[Layout annotation records]
————————
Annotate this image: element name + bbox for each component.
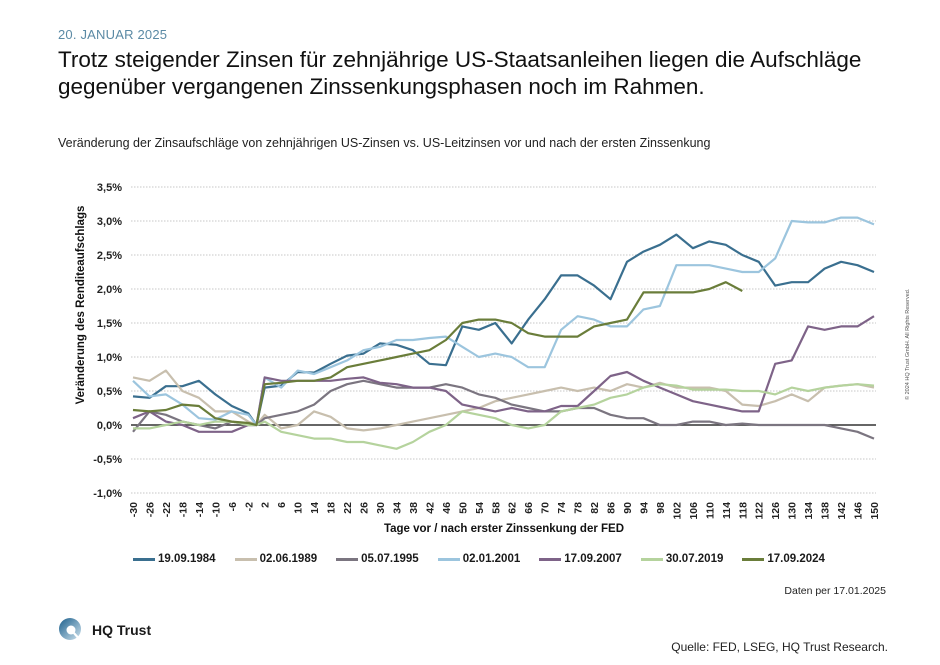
legend-item: 19.09.1984 — [133, 553, 216, 565]
x-tick-label: 30 — [375, 502, 387, 514]
chart-subtitle: Veränderung der Zinsaufschläge von zehnj… — [58, 136, 711, 150]
x-tick-label: -14 — [194, 502, 206, 517]
legend-label: 02.01.2001 — [462, 553, 521, 565]
x-tick-label: -10 — [210, 502, 222, 517]
x-tick-label: 150 — [869, 502, 881, 520]
x-tick-label: 10 — [293, 502, 305, 514]
y-tick-label: -0,5% — [93, 454, 122, 466]
source-note: Quelle: FED, LSEG, HQ Trust Research. — [671, 640, 888, 654]
report-date: 20. JANUAR 2025 — [58, 27, 168, 42]
x-tick-label: 26 — [359, 502, 371, 514]
x-tick-label: 46 — [441, 502, 453, 514]
x-tick-label: 110 — [704, 502, 716, 519]
x-tick-label: 142 — [836, 502, 848, 520]
legend-item: 05.07.1995 — [336, 553, 419, 565]
chart-legend: 19.09.1984 02.06.1989 05.07.1995 02.01.2001… — [133, 553, 844, 565]
legend-item: 02.06.1989 — [234, 553, 318, 565]
x-tick-label: 6 — [276, 502, 288, 508]
x-tick-label: -2 — [243, 502, 255, 511]
x-tick-label: 34 — [391, 502, 403, 514]
x-tick-label: 38 — [408, 502, 420, 514]
copyright-note: © 2024 HQ Trust GmbH. All Rights Reserve… — [905, 288, 911, 400]
x-tick-label: 114 — [721, 502, 733, 519]
x-tick-label: 58 — [490, 502, 502, 514]
legend-item: 02.01.2001 — [437, 553, 521, 565]
x-tick-label: 94 — [638, 502, 650, 514]
logo-text: HQ Trust — [92, 622, 152, 638]
legend-swatch — [234, 557, 257, 561]
x-tick-label: -26 — [144, 502, 156, 517]
x-tick-label: 102 — [671, 502, 683, 520]
y-tick-label: 2,5% — [97, 250, 122, 262]
x-tick-label: 70 — [540, 502, 552, 514]
y-tick-label: 1,5% — [97, 318, 122, 330]
page-title: Trotz steigender Zinsen für zehnjährige … — [58, 47, 862, 99]
x-axis-ticks: -30 -26 -22 -18 -14 -10 -6 -2 2 6 10 14 18 22 26 30 34 38… — [128, 502, 881, 520]
legend-swatch — [133, 557, 155, 561]
y-tick-label: 3,0% — [97, 216, 122, 228]
series-line-02.01.2001 — [132, 216, 875, 427]
hq-trust-q-logo-icon — [59, 618, 82, 642]
x-tick-label: 14 — [309, 502, 321, 514]
x-tick-label: 50 — [457, 502, 469, 514]
y-tick-label: 0,5% — [97, 386, 122, 398]
x-tick-label: 118 — [737, 502, 749, 519]
series-line-30.07.2019 — [133, 383, 875, 450]
x-tick-label: 98 — [655, 502, 667, 514]
data-date-note: Daten per 17.01.2025 — [784, 585, 886, 597]
x-tick-label: 66 — [523, 502, 535, 514]
line-chart: -1,0% -0,5% 0,0% 0,5% 1,0% 1,5% 2,0% 2,5% 3,0% 3,… — [75, 182, 881, 535]
x-tick-label: 62 — [507, 502, 519, 514]
legend-label: 30.07.2019 — [665, 553, 724, 565]
y-axis-title: Veränderung des Renditeaufschlags — [75, 206, 87, 405]
x-tick-label: 126 — [770, 502, 782, 520]
legend-swatch — [742, 557, 765, 561]
legend-label: 19.09.1984 — [158, 553, 216, 565]
x-tick-label: 138 — [820, 502, 832, 520]
legend-swatch — [640, 557, 663, 561]
legend-swatch — [539, 557, 562, 561]
legend-item: 17.09.2007 — [539, 553, 622, 565]
x-tick-label: 54 — [474, 502, 486, 514]
y-tick-label: 0,0% — [97, 420, 122, 432]
chart-series — [132, 216, 875, 450]
x-tick-label: 22 — [342, 502, 354, 514]
y-axis-ticks: -1,0% -0,5% 0,0% 0,5% 1,0% 1,5% 2,0% 2,5% 3,0% 3,… — [93, 182, 122, 500]
y-tick-label: 1,0% — [97, 352, 122, 364]
legend-label: 05.07.1995 — [361, 553, 419, 565]
x-tick-label: 86 — [606, 502, 618, 514]
legend-item: 17.09.2024 — [742, 553, 825, 565]
legend-swatch — [437, 557, 460, 561]
x-tick-label: 134 — [803, 502, 815, 520]
legend-label: 02.06.1989 — [259, 553, 318, 565]
legend-label: 17.09.2007 — [564, 553, 622, 565]
x-tick-label: 42 — [424, 502, 436, 514]
x-tick-label: 78 — [573, 502, 585, 514]
x-tick-label: 74 — [556, 502, 568, 514]
company-logo: HQ Trust — [58, 617, 151, 643]
x-tick-label: 130 — [787, 502, 799, 520]
x-tick-label: -30 — [128, 502, 140, 517]
y-tick-label: 2,0% — [97, 284, 122, 296]
legend-swatch — [336, 557, 359, 561]
series-line-17.09.2024 — [132, 281, 743, 427]
x-tick-label: 146 — [853, 502, 865, 520]
x-axis-title: Tage vor / nach erster Zinssenkung der F… — [384, 523, 624, 535]
x-tick-label: -22 — [161, 502, 173, 517]
x-tick-label: -18 — [177, 502, 189, 517]
x-tick-label: 106 — [688, 502, 700, 520]
x-tick-label: -6 — [227, 502, 239, 511]
x-tick-label: 2 — [260, 502, 272, 508]
chart-grid — [131, 186, 876, 494]
x-tick-label: 82 — [589, 502, 601, 514]
legend-label: 17.09.2024 — [767, 553, 825, 565]
x-tick-label: 122 — [754, 502, 766, 520]
x-tick-label: 90 — [622, 502, 634, 514]
legend-item: 30.07.2019 — [640, 553, 724, 565]
y-tick-label: 3,5% — [97, 182, 122, 194]
x-tick-label: 18 — [326, 502, 338, 514]
y-tick-label: -1,0% — [93, 488, 122, 500]
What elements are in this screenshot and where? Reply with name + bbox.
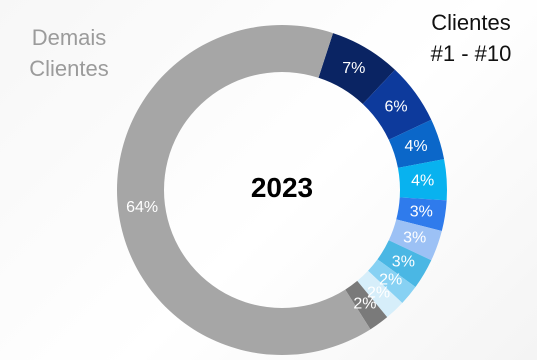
- donut-slices: [116, 24, 447, 356]
- donut-slice-labels: 7%6%4%4%3%3%3%2%2%2%64%: [126, 60, 434, 312]
- donut-slice-3: [388, 119, 445, 168]
- donut-slice-label-6: 3%: [403, 229, 426, 246]
- donut-slice-label-2: 6%: [385, 99, 408, 116]
- donut-slice-label-1: 7%: [342, 60, 365, 77]
- donut-slice-label-11: 64%: [126, 199, 158, 216]
- donut-slice-label-8: 2%: [379, 271, 402, 288]
- donut-slice-6: [388, 219, 442, 261]
- donut-slice-label-5: 3%: [410, 204, 433, 221]
- donut-slice-1: [318, 33, 395, 104]
- top10-group-label-line2: #1 - #10: [430, 41, 512, 66]
- donut-slice-7: [377, 240, 432, 287]
- donut-slice-label-7: 3%: [392, 253, 415, 270]
- top10-group-label-line1: Clientes: [431, 10, 511, 35]
- donut-slice-label-4: 4%: [411, 173, 434, 190]
- top10-group-label: Clientes #1 - #10: [412, 7, 530, 69]
- donut-slice-10: [345, 280, 388, 330]
- donut-slice-9: [357, 270, 403, 318]
- others-group-label: Demais Clientes: [10, 22, 128, 84]
- center-year-label: 2023: [250, 172, 314, 203]
- donut-slice-5: [396, 197, 447, 232]
- donut-slice-label-9: 2%: [367, 284, 390, 301]
- donut-slice-2: [362, 69, 432, 140]
- donut-slice-4: [397, 159, 447, 201]
- donut-slice-8: [368, 259, 416, 303]
- donut-slice-label-3: 4%: [405, 138, 428, 155]
- others-group-label-line1: Demais: [31, 25, 107, 50]
- others-group-label-line2: Clientes: [29, 56, 109, 81]
- donut-slice-label-10: 2%: [353, 296, 376, 313]
- donut-slice-11: [116, 24, 371, 356]
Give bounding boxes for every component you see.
————————
Prompt: Find every line in the records that contains the string "others" and copy each of those lines.

Response below:
- others-group-label: Demais Clientes: [10, 22, 128, 84]
- others-group-label-line1: Demais: [31, 25, 107, 50]
- others-group-label-line2: Clientes: [29, 56, 109, 81]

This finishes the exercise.